• _INFORMATION GIVEN_:
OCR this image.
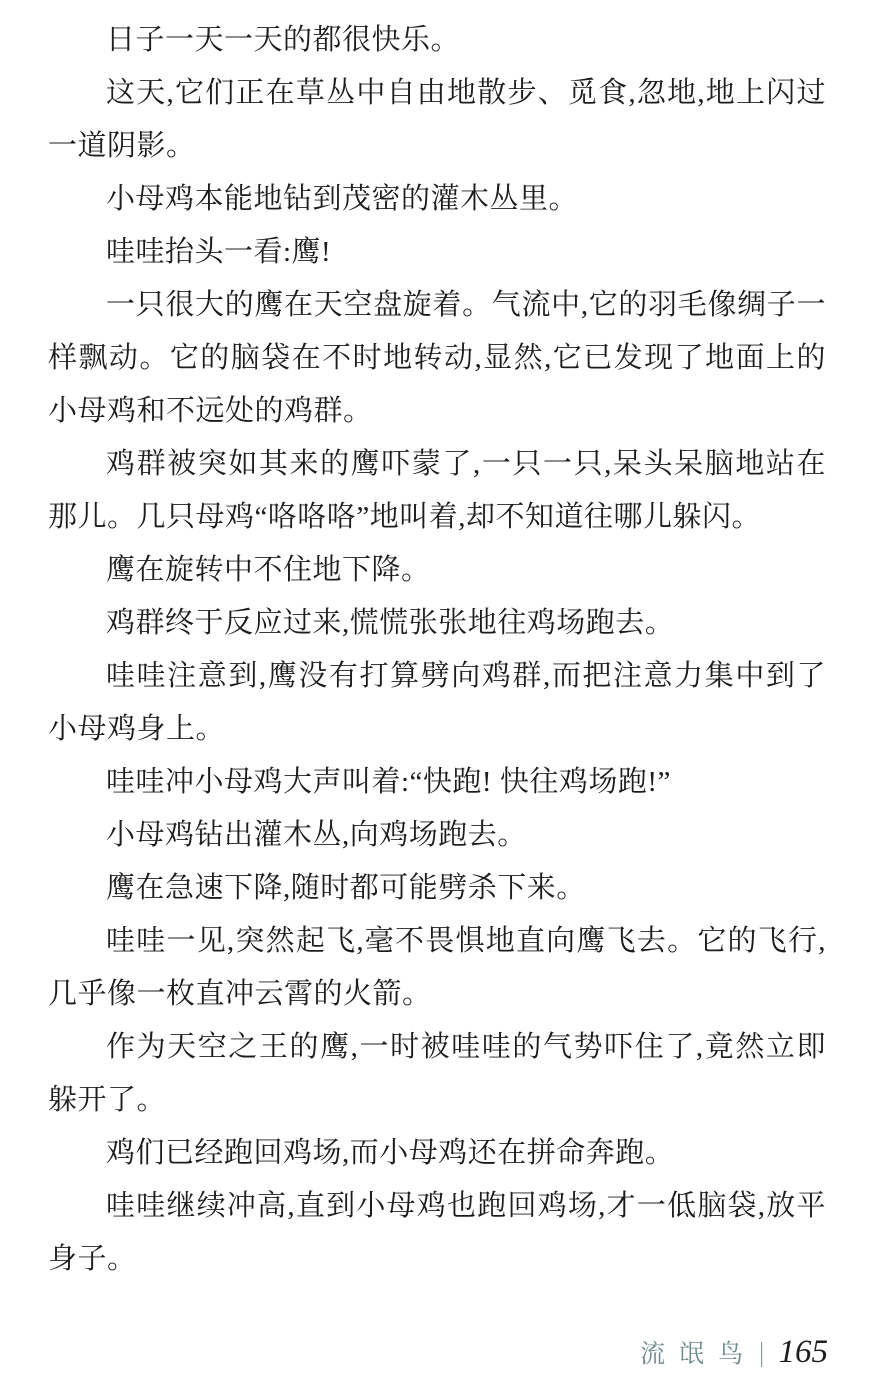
日子一天一天的都很快乐。

这天,它们正在草丛中自由地散步、觅食,忽地,地上闪过一道阴影。

小母鸡本能地钻到茂密的灌木丛里。

哇哇抬头一看:鹰!

一只很大的鹰在天空盘旋着。气流中,它的羽毛像绸子一样飘动。它的脑袋在不时地转动,显然,它已发现了地面上的小母鸡和不远处的鸡群。

鸡群被突如其来的鹰吓蒙了,一只一只,呆头呆脑地站在那儿。几只母鸡“咯咯咯”地叫着,却不知道往哪儿躲闪。

鹰在旋转中不住地下降。

鸡群终于反应过来,慌慌张张地往鸡场跑去。

哇哇注意到,鹰没有打算劈向鸡群,而把注意力集中到了小母鸡身上。

哇哇冲小母鸡大声叫着:“快跑! 快往鸡场跑!”

小母鸡钻出灌木丛,向鸡场跑去。

鹰在急速下降,随时都可能劈杀下来。

哇哇一见,突然起飞,毫不畏惧地直向鹰飞去。它的飞行,几乎像一枚直冲云霄的火箭。

作为天空之王的鹰,一时被哇哇的气势吓住了,竟然立即躲开了。

鸡们已经跑回鸡场,而小母鸡还在拼命奔跑。

哇哇继续冲高,直到小母鸡也跑回鸡场,才一低脑袋,放平身子。

流氓鸟 | 165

• _REQUIRED TASK_: Repeat the data in full and exactly. Omit pictures.

• _SOLUTION TO THIS PROBLEM_:
OCR this image.
日子一天一天的都很快乐。

这天,它们正在草丛中自由地散步、觅食,忽地,地上闪过一道阴影。

小母鸡本能地钻到茂密的灌木丛里。

哇哇抬头一看:鹰!

一只很大的鹰在天空盘旋着。气流中,它的羽毛像绸子一样飘动。它的脑袋在不时地转动,显然,它已发现了地面上的小母鸡和不远处的鸡群。

鸡群被突如其来的鹰吓蒙了,一只一只,呆头呆脑地站在那儿。几只母鸡“咯咯咯”地叫着,却不知道往哪儿躲闪。

鹰在旋转中不住地下降。

鸡群终于反应过来,慌慌张张地往鸡场跑去。

哇哇注意到,鹰没有打算劈向鸡群,而把注意力集中到了小母鸡身上。

哇哇冲小母鸡大声叫着:“快跑! 快往鸡场跑!”

小母鸡钻出灌木丛,向鸡场跑去。

鹰在急速下降,随时都可能劈杀下来。

哇哇一见,突然起飞,毫不畏惧地直向鹰飞去。它的飞行,几乎像一枚直冲云霄的火箭。

作为天空之王的鹰,一时被哇哇的气势吓住了,竟然立即躲开了。

鸡们已经跑回鸡场,而小母鸡还在拼命奔跑。

哇哇继续冲高,直到小母鸡也跑回鸡场,才一低脑袋,放平身子。

流氓鸟 | 165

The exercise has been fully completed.